GIVEN REQUEST
In how many lines of the data does the word "color" appear? Give the number by itself.

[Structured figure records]
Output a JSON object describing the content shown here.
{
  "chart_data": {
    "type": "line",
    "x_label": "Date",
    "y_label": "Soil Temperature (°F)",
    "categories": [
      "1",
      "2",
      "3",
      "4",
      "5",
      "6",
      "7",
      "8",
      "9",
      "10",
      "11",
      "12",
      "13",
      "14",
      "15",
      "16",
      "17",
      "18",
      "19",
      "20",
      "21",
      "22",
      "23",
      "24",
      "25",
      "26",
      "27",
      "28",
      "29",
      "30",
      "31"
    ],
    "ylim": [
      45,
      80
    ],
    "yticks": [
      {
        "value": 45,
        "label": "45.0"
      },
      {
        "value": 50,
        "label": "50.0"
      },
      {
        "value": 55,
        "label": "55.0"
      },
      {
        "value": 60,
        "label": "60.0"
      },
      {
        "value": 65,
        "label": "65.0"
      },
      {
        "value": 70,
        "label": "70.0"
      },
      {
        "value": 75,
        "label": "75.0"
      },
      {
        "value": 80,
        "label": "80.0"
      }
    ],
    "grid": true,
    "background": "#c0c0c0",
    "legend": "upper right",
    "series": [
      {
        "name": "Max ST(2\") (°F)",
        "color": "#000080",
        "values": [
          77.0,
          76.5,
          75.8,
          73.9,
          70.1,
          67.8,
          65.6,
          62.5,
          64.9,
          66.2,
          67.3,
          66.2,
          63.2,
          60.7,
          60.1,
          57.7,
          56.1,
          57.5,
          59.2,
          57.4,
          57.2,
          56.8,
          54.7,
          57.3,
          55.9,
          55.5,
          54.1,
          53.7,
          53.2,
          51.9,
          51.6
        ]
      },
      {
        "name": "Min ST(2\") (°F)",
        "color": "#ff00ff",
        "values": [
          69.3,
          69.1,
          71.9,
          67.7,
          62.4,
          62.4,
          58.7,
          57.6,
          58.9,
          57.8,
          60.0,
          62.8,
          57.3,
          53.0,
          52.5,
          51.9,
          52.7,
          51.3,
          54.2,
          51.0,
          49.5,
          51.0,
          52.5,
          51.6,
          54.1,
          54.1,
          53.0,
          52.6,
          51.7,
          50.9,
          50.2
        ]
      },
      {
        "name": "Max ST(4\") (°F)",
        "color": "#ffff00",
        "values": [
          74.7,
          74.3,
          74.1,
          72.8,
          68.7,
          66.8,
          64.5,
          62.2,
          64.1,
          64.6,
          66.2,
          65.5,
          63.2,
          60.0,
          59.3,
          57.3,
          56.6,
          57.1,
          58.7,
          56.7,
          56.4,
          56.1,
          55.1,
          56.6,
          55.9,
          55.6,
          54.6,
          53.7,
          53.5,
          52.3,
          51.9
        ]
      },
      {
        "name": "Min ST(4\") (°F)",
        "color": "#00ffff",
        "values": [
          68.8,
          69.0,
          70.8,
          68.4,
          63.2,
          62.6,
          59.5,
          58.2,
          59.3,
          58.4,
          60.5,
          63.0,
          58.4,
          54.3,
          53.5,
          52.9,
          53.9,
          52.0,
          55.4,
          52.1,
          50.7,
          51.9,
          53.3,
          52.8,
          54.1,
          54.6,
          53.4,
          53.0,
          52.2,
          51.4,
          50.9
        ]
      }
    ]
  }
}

FULL OUTPUT
4